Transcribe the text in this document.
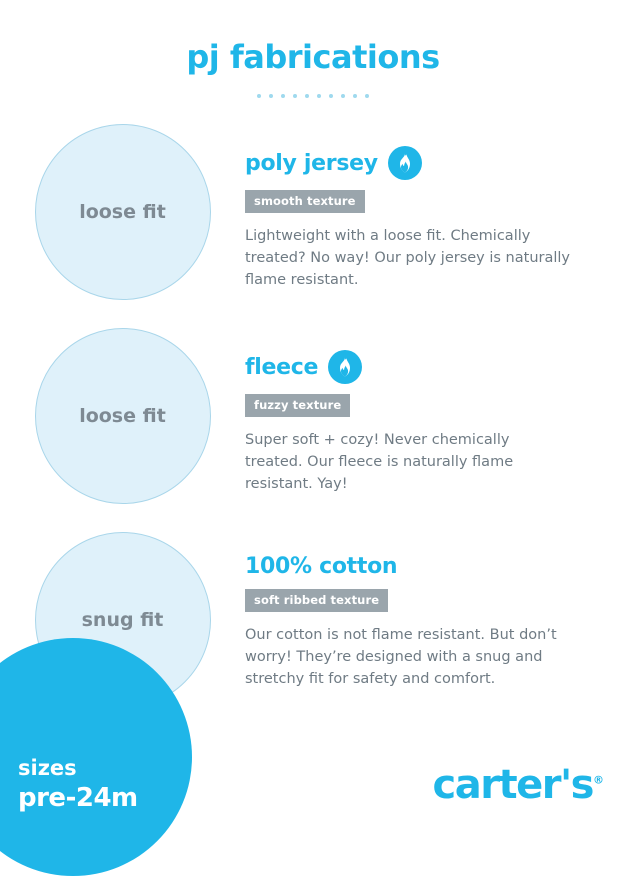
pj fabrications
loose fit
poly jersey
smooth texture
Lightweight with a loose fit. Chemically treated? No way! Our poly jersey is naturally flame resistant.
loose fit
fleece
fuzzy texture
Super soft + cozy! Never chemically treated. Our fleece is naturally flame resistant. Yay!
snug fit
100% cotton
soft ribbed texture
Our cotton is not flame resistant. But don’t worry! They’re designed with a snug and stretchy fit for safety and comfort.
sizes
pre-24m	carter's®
* * *
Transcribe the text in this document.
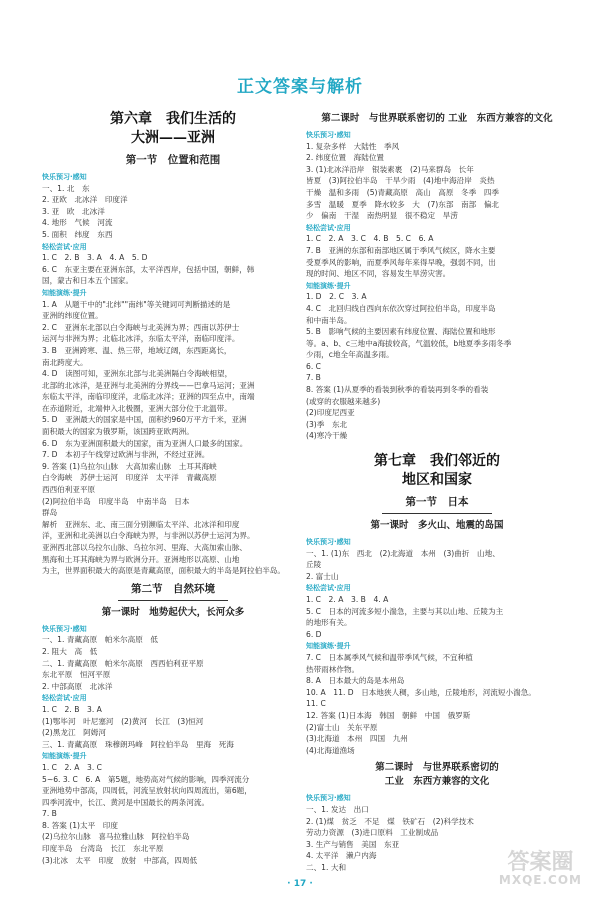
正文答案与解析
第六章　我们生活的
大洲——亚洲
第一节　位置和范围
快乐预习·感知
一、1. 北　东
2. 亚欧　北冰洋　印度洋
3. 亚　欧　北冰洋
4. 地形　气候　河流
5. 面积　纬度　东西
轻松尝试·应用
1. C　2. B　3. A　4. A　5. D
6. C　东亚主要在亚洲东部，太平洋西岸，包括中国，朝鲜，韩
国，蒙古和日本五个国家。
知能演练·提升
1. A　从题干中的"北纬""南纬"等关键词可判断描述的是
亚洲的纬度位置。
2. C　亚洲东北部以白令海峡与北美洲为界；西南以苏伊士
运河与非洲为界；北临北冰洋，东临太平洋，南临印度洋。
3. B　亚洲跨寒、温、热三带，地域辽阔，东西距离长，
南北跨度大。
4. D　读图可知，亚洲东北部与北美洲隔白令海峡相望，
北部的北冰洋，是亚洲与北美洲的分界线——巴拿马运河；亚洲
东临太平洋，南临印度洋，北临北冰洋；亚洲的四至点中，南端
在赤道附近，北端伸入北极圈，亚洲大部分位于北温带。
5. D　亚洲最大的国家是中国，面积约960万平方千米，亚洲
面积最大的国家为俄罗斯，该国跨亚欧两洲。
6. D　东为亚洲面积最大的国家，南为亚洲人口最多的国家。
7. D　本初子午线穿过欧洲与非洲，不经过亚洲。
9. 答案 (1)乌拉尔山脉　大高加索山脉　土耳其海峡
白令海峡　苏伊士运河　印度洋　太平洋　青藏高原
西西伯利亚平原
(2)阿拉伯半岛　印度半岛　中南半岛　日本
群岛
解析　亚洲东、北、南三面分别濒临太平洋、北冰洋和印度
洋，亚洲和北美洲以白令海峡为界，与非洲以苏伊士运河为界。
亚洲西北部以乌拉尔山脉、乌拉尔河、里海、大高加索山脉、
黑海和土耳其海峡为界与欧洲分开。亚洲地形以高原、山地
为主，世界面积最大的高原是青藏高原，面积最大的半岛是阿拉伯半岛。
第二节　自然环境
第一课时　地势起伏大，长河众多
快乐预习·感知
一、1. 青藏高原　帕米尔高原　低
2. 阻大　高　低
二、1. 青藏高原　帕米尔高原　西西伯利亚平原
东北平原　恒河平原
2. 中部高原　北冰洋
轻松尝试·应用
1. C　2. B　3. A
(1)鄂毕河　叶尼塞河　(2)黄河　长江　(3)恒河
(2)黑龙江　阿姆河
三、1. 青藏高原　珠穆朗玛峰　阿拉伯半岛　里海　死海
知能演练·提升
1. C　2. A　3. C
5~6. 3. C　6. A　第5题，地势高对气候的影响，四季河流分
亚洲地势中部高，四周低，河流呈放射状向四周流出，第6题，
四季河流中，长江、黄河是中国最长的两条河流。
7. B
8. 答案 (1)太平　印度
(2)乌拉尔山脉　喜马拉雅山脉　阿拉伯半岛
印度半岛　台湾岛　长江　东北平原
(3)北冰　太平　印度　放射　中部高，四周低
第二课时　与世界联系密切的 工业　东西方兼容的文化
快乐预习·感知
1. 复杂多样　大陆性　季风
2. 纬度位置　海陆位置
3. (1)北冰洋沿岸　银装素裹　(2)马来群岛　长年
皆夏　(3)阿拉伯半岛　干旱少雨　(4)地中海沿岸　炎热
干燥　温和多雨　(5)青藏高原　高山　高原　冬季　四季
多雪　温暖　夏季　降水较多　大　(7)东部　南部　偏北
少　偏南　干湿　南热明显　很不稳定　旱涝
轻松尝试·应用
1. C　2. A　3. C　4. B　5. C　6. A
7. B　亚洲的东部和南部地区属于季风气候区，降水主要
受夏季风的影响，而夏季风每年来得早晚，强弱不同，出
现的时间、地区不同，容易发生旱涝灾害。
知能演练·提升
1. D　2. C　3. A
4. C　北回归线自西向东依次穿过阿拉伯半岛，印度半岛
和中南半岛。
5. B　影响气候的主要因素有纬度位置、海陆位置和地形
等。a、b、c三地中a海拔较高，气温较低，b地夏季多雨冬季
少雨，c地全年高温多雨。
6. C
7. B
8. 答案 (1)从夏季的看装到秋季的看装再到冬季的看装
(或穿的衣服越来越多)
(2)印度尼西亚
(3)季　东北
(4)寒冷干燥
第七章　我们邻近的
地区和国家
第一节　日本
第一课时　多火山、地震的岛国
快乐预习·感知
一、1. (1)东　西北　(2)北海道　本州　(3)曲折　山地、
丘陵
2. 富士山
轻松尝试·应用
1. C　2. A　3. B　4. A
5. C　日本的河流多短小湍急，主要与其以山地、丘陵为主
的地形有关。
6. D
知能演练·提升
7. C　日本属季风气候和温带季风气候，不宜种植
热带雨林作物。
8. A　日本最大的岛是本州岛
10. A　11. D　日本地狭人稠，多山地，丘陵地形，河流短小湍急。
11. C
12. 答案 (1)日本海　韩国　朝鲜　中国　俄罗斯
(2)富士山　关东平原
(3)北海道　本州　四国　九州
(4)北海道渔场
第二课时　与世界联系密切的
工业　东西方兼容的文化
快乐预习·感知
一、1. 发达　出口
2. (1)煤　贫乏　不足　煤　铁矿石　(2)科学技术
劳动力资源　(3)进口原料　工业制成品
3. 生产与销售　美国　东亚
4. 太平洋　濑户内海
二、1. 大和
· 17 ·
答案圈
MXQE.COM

• The exercise
Only lines with the word "北临北冰洋" should be collected from the material.

• Solved exercise
运河与非洲为界；北临北冰洋，东临太平洋，南临印度洋。
东临太平洋，南临印度洋，北临北冰洋；亚洲的四至点中，南端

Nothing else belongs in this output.